___ Data section ___

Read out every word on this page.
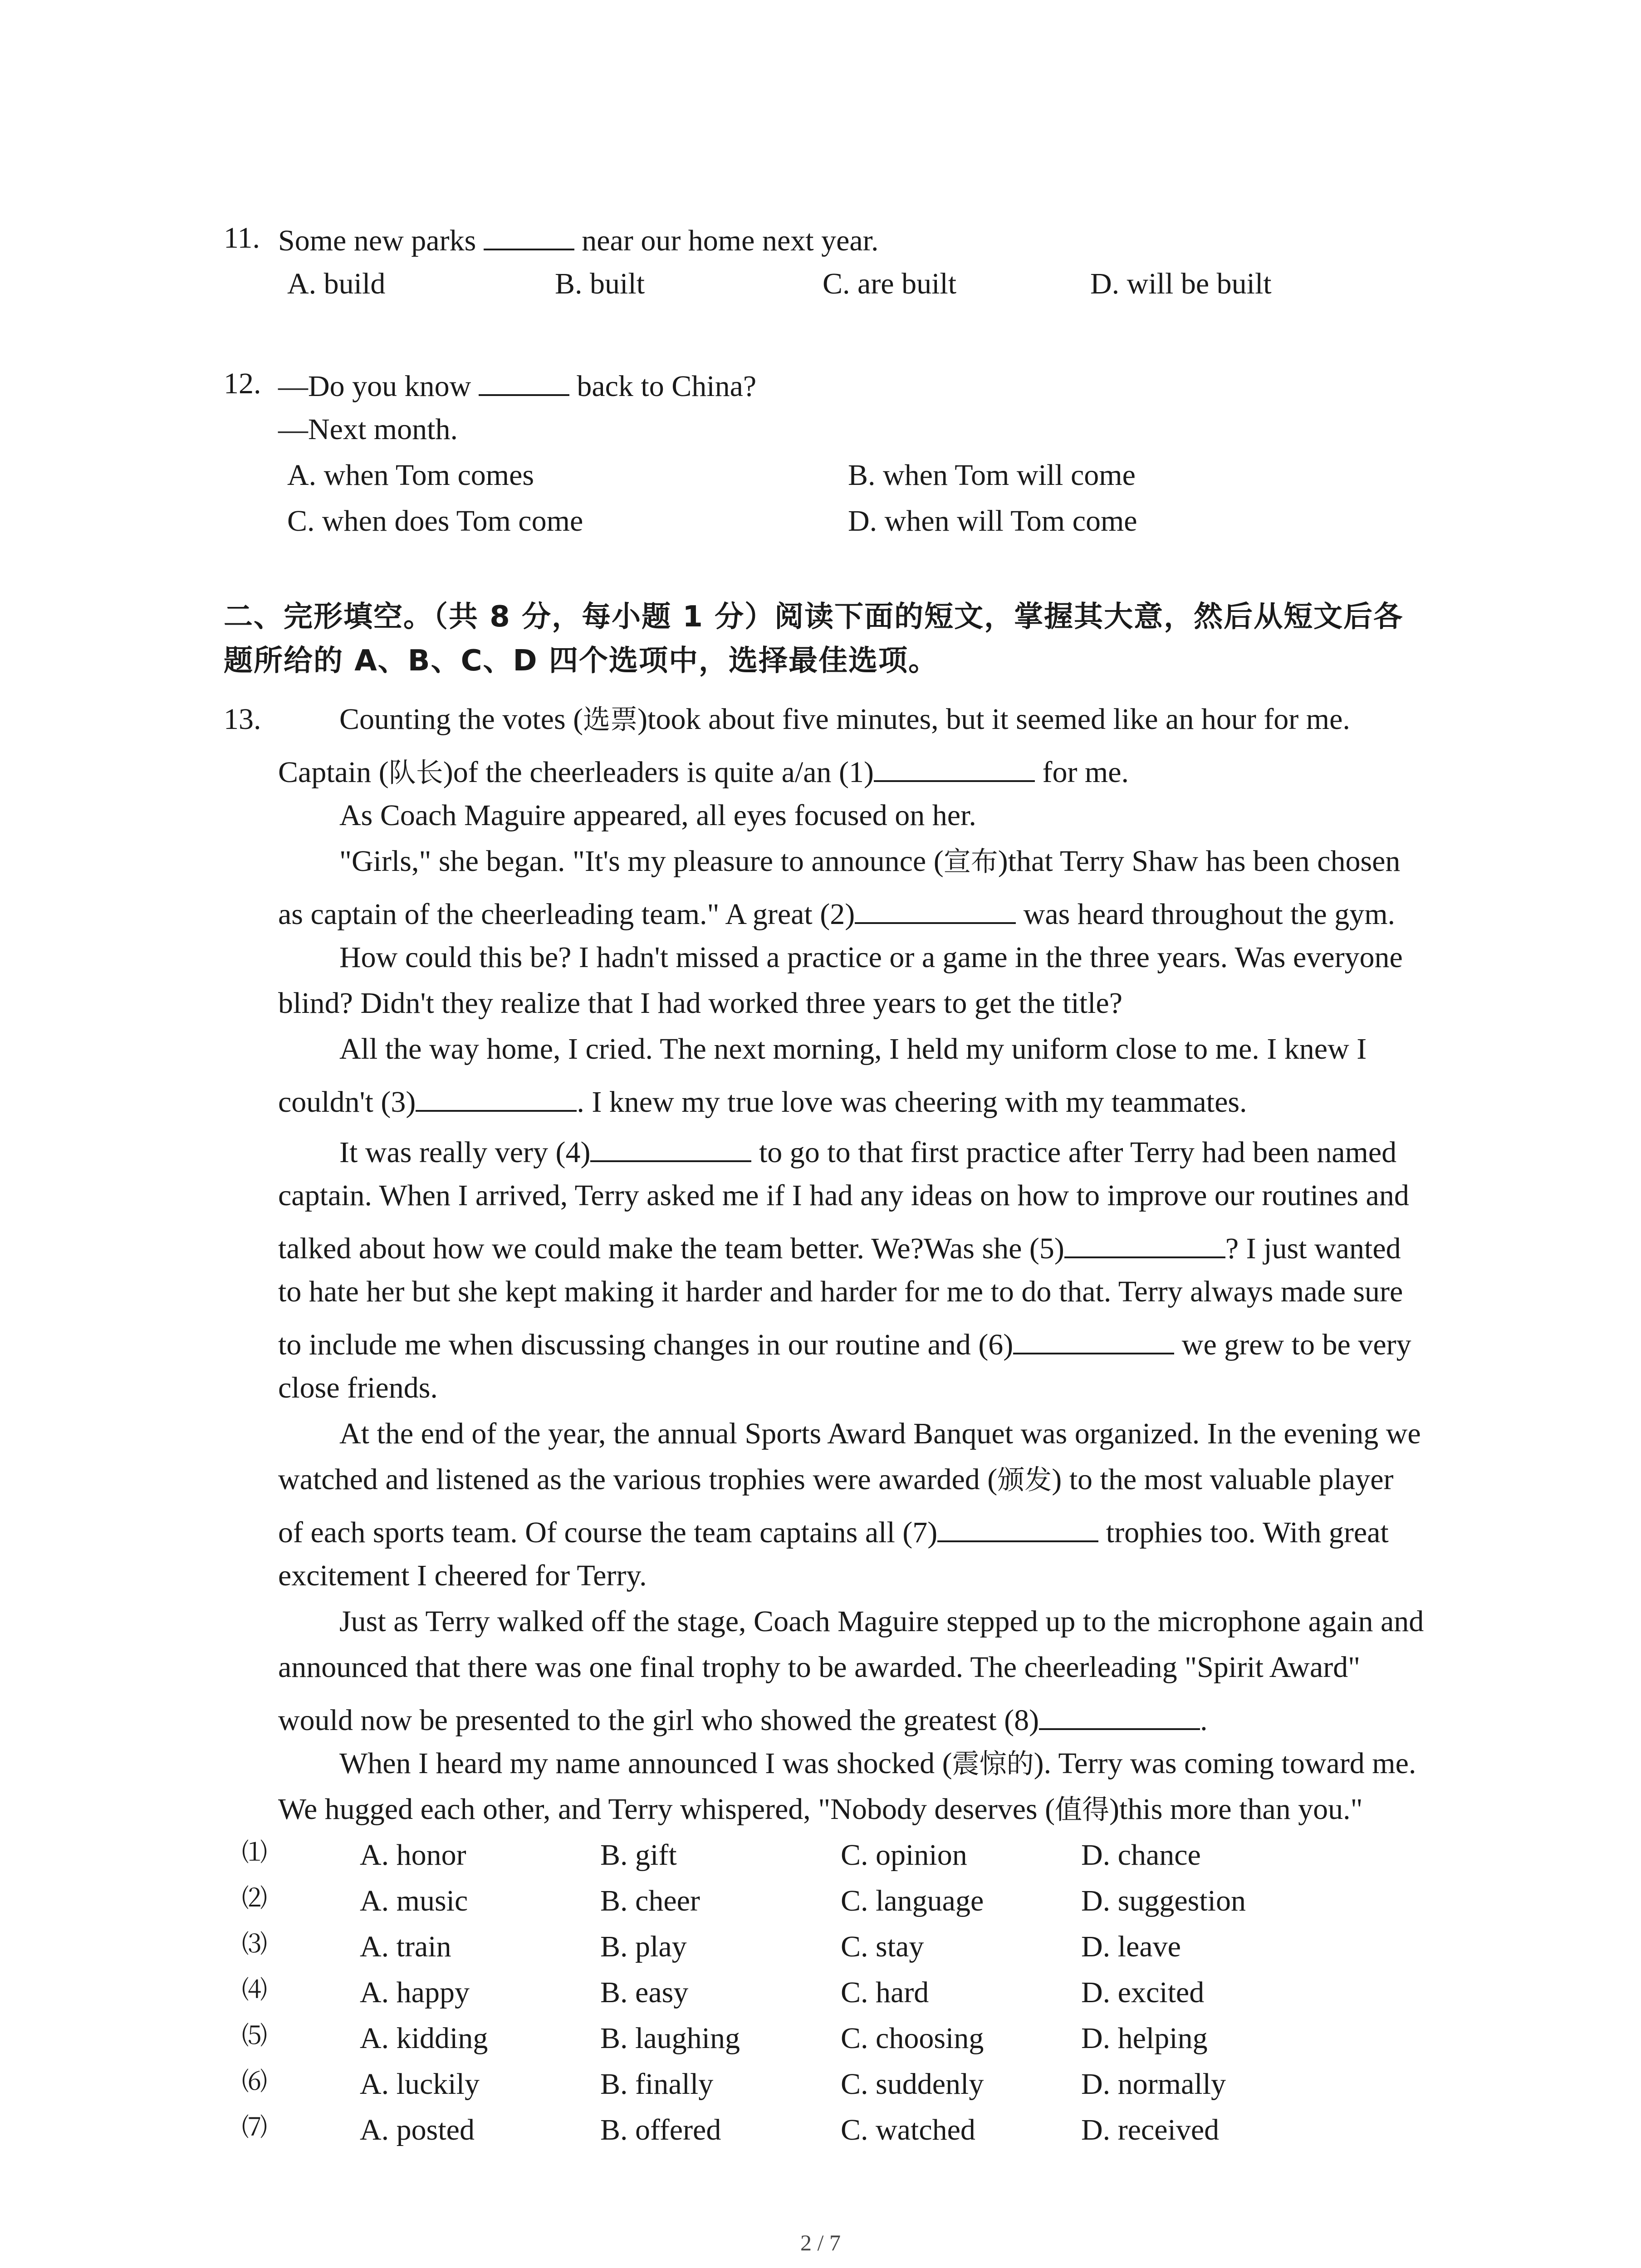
11. Some new parks	near our home next year.
A. build	B. built	C. are built	D. will be built
12. —Do you know	back to China?
—Next month.
A. when Tom comes	B. when Tom will come
C. when does Tom come	D. when will Tom come
二、完形填空。（共 8 分，每小题 1 分）阅读下面的短文，掌握其大意，然后从短文后各
题所给的 A、B、C、D 四个选项中，选择最佳选项。
13.	Counting the votes (选票)took about five minutes, but it seemed like an hour for me.
Captain (队长)of the cheerleaders is quite a/an (1)	for me.
As Coach Maguire appeared, all eyes focused on her.
"Girls," she began. "It's my pleasure to announce (宣布)that Terry Shaw has been chosen
as captain of the cheerleading team." A great (2)	was heard throughout the gym.
How could this be? I hadn't missed a practice or a game in the three years. Was everyone
blind? Didn't they realize that I had worked three years to get the title?
All the way home, I cried. The next morning, I held my uniform close to me. I knew I
couldn't (3)	. I knew my true love was cheering with my teammates.
It was really very (4)	to go to that first practice after Terry had been named
captain. When I arrived, Terry asked me if I had any ideas on how to improve our routines and
talked about how we could make the team better. We?Was she (5)	? I just wanted
to hate her but she kept making it harder and harder for me to do that. Terry always made sure
to include me when discussing changes in our routine and (6)	we grew to be very
close friends.
At the end of the year, the annual Sports Award Banquet was organized. In the evening we
watched and listened as the various trophies were awarded (颁发) to the most valuable player
of each sports team. Of course the team captains all (7)	trophies too. With great
excitement I cheered for Terry.
Just as Terry walked off the stage, Coach Maguire stepped up to the microphone again and
announced that there was one final trophy to be awarded. The cheerleading "Spirit Award"
would now be presented to the girl who showed the greatest (8)	.
When I heard my name announced I was shocked (震惊的). Terry was coming toward me.
We hugged each other, and Terry whispered, "Nobody deserves (值得)this more than you."
⑴	A. honor	B. gift	C. opinion	D. chance
⑵	A. music	B. cheer	C. language	D. suggestion
⑶	A. train	B. play	C. stay	D. leave
⑷	A. happy	B. easy	C. hard	D. excited
⑸	A. kidding	B. laughing	C. choosing	D. helping
⑹	A. luckily	B. finally	C. suddenly	D. normally
⑺	A. posted	B. offered	C. watched	D. received
2 / 7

___

◆ The task: Gather each line holding the string "knew".

◆ Response for this exercise:
All the way home, I cried. The next morning, I held my uniform close to me. I knew I
couldn't (3)	. I knew my true love was cheering with my teammates.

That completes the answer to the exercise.